§ WHAT YOU ARE ASKED TO DO
Search the entries below. Return every line that has "Emphasize" in it.

§ RECORDS FOR THE EXERCISE
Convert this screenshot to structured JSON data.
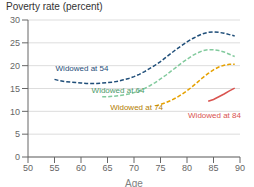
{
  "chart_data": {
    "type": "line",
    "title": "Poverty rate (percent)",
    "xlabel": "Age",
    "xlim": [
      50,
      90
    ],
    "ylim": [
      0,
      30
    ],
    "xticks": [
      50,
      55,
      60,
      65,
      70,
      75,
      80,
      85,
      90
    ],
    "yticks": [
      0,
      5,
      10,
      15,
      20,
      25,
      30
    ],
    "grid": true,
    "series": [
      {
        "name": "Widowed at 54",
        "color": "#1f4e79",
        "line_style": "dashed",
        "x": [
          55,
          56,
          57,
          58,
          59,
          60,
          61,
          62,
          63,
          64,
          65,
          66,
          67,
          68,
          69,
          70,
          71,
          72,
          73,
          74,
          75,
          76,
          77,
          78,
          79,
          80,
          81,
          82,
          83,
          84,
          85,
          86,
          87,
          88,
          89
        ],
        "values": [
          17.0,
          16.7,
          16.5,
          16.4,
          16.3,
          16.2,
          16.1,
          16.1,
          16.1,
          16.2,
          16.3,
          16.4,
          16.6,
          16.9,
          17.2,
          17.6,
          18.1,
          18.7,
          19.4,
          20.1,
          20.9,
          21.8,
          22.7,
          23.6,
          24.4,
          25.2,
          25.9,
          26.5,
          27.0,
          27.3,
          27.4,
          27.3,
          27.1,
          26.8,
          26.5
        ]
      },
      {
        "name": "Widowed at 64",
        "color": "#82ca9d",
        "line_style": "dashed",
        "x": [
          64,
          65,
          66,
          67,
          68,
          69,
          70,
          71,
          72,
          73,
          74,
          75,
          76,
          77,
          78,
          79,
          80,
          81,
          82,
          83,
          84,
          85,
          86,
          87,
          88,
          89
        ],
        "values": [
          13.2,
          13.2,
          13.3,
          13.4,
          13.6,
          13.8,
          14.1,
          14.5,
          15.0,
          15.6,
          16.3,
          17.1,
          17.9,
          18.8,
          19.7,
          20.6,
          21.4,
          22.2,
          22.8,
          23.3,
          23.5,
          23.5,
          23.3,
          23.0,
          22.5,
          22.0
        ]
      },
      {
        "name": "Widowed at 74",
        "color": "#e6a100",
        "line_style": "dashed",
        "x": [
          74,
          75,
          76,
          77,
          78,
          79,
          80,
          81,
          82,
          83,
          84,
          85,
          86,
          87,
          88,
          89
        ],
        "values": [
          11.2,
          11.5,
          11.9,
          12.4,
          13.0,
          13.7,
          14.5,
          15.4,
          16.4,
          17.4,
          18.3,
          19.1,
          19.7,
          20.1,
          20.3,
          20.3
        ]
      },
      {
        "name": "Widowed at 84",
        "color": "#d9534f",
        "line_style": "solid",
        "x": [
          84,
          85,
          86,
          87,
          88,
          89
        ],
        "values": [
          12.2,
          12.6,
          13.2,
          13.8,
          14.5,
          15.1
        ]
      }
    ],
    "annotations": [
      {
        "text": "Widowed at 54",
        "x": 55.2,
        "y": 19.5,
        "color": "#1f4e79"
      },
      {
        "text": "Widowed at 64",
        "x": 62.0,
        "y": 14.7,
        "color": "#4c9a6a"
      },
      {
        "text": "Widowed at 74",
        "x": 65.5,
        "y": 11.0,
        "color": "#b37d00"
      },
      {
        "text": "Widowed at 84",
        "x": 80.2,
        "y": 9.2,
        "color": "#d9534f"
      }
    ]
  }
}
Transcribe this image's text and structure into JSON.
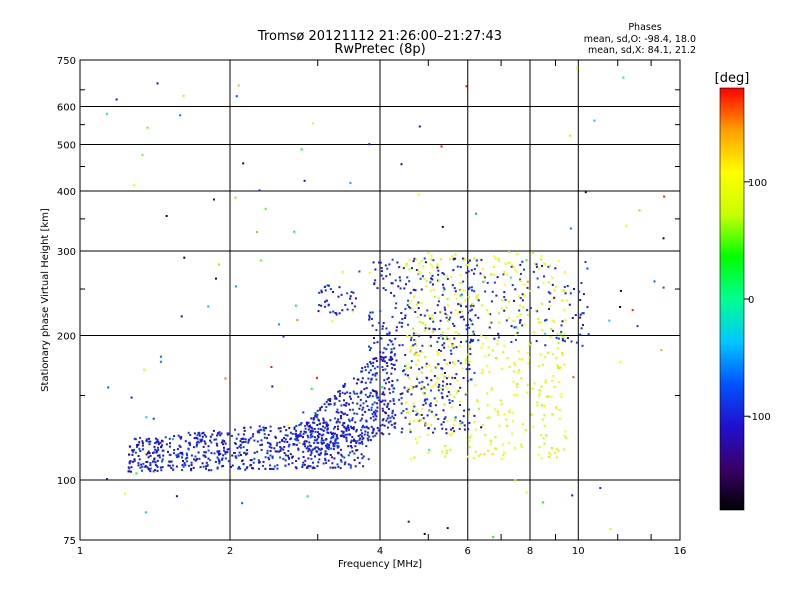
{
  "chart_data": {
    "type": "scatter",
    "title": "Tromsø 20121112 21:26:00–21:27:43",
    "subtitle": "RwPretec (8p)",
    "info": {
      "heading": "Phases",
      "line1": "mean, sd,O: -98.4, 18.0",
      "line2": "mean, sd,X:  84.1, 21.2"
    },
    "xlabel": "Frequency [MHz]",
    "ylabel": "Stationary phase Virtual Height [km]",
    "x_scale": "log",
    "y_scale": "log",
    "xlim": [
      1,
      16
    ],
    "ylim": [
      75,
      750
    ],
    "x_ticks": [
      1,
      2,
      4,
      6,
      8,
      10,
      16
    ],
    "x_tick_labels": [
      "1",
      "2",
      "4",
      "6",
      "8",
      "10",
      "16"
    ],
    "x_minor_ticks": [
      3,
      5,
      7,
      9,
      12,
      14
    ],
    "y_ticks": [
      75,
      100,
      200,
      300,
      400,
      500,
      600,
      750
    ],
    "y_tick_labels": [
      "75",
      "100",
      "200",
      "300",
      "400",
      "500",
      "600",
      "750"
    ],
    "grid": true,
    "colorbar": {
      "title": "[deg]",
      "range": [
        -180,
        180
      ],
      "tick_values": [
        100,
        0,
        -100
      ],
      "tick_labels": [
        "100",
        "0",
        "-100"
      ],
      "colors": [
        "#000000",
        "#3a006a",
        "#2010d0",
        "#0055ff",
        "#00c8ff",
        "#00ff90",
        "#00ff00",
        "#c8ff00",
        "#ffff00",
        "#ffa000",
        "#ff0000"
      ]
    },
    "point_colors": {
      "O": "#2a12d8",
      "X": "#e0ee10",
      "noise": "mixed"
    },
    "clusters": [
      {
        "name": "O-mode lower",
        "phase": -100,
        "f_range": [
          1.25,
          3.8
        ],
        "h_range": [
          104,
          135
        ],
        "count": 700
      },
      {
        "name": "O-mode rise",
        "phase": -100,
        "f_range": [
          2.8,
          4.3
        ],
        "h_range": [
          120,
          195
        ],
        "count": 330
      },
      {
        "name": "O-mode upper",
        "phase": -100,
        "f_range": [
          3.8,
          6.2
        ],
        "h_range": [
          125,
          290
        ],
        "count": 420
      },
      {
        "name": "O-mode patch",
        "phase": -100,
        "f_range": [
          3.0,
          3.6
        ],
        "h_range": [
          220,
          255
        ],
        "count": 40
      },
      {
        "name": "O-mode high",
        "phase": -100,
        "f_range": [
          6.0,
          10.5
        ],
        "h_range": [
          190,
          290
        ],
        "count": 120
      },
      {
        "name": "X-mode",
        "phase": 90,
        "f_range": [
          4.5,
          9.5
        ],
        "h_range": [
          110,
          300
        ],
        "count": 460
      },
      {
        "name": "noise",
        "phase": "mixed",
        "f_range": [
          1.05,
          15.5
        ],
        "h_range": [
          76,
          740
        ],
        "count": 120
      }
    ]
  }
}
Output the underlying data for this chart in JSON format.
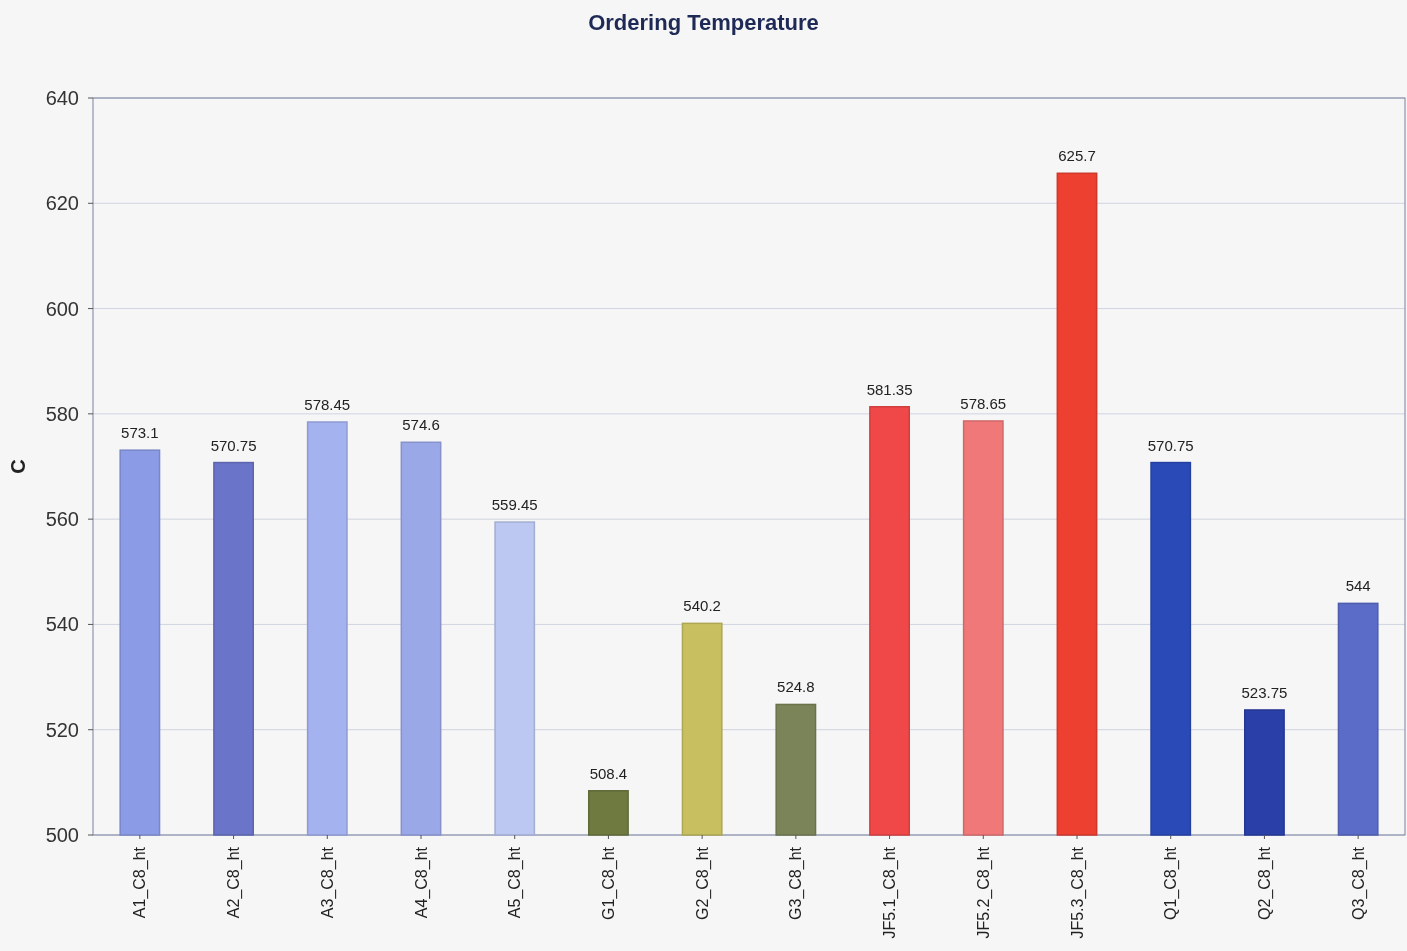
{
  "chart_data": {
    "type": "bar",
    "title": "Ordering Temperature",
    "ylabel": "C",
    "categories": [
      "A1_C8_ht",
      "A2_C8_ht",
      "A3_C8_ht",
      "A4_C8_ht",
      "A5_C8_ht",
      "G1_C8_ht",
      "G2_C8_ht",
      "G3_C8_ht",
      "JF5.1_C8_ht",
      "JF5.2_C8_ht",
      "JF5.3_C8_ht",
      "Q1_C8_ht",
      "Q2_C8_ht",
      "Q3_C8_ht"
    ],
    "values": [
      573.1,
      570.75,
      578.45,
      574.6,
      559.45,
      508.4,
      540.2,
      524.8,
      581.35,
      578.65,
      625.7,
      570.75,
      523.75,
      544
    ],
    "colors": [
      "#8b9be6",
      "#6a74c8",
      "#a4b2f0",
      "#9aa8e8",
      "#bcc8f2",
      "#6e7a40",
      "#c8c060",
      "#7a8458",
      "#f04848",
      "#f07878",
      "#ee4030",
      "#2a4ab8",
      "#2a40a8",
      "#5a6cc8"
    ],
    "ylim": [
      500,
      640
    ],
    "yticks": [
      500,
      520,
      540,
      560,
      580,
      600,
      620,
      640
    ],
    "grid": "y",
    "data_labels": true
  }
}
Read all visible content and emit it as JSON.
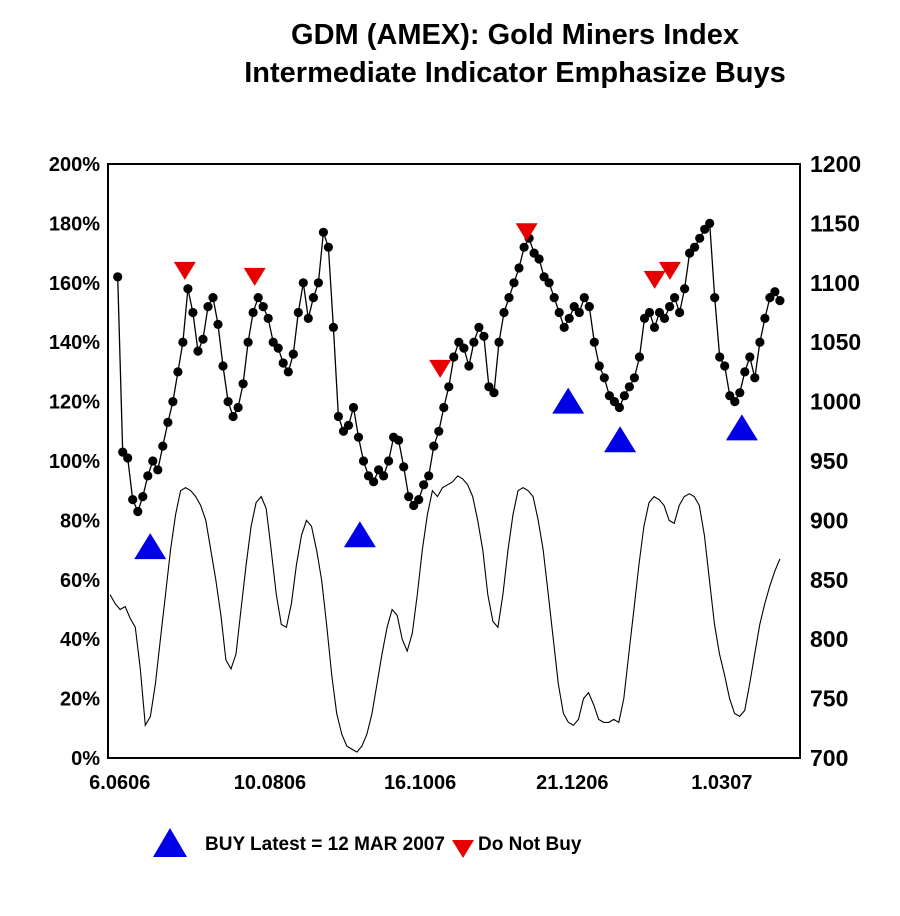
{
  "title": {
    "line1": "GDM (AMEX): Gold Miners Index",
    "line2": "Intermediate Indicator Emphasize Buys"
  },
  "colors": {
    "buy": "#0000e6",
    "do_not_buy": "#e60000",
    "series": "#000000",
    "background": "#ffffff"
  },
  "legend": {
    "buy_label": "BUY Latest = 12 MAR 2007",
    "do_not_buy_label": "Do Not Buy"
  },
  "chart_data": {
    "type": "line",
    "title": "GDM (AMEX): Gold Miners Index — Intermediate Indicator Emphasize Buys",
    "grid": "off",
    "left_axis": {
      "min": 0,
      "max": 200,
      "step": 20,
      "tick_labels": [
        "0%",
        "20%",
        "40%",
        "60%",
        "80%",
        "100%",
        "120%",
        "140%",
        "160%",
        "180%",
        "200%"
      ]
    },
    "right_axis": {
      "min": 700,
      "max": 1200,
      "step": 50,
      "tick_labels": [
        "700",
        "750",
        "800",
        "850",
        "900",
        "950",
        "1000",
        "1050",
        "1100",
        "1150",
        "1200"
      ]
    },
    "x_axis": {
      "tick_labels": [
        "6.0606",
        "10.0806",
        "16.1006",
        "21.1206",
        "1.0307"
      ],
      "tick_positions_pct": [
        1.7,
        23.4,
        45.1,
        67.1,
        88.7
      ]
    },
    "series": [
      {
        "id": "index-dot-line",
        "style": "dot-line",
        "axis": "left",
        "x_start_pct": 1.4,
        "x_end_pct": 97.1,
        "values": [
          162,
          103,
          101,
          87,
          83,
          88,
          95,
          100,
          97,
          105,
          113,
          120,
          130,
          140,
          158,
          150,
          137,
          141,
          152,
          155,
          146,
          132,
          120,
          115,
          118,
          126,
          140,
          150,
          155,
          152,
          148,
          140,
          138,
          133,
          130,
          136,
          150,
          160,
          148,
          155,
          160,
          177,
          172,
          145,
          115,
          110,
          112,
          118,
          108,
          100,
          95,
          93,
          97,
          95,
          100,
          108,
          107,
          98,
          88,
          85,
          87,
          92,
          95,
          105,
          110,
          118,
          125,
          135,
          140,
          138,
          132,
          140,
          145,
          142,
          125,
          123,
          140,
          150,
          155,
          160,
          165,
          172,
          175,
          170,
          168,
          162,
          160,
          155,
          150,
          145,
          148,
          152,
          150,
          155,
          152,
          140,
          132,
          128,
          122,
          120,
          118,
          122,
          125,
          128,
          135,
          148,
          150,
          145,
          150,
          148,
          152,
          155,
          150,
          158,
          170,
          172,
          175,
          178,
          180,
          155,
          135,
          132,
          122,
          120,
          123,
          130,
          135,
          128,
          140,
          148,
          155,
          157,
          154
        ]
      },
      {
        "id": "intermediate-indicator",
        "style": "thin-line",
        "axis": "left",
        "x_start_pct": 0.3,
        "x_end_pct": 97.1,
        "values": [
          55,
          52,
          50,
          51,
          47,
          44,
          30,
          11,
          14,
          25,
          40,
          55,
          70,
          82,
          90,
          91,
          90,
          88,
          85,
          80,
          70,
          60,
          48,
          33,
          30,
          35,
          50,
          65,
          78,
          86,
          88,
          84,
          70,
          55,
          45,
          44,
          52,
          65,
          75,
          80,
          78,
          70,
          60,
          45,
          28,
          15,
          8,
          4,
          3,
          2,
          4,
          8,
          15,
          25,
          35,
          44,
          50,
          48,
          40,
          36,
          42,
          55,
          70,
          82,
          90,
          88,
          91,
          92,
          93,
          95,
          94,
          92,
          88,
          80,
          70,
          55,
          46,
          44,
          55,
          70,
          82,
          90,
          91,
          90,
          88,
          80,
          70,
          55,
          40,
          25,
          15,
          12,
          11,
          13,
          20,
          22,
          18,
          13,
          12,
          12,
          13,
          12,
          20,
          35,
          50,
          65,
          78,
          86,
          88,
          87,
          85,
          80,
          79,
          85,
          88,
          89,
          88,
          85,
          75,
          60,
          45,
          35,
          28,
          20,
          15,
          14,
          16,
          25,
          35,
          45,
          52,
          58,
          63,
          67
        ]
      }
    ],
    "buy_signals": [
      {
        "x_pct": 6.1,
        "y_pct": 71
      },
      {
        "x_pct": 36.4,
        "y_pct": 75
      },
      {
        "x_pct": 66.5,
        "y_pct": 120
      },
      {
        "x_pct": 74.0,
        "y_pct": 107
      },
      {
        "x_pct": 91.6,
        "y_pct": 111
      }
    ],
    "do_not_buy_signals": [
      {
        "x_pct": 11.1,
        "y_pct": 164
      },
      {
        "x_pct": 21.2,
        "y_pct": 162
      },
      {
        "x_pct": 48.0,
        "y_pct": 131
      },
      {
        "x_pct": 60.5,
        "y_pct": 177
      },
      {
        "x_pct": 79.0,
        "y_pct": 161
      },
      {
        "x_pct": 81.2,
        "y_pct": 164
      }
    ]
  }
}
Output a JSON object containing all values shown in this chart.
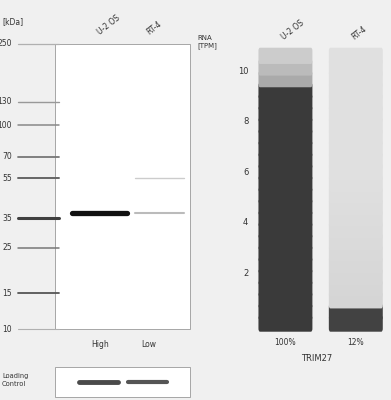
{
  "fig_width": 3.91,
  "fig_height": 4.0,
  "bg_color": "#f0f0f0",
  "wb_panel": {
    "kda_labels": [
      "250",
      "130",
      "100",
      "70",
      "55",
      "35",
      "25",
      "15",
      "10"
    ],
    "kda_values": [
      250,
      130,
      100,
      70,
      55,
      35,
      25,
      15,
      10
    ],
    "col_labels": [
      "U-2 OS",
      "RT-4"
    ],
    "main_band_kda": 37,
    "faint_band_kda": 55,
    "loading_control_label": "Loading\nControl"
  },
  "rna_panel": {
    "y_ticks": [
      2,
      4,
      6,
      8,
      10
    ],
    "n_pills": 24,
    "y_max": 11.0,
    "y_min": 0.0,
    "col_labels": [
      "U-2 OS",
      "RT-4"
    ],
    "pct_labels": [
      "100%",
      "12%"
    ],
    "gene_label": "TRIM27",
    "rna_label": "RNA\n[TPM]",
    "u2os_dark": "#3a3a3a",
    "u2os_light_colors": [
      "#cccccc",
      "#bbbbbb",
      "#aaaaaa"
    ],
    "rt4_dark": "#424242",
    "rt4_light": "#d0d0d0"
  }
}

§ SOLVED EXERCISE
    "line2": "Intermediate Indicator Emphasize Buys"
    "title": "GDM (AMEX): Gold Miners Index — Intermediate Indicator Emphasize Buys",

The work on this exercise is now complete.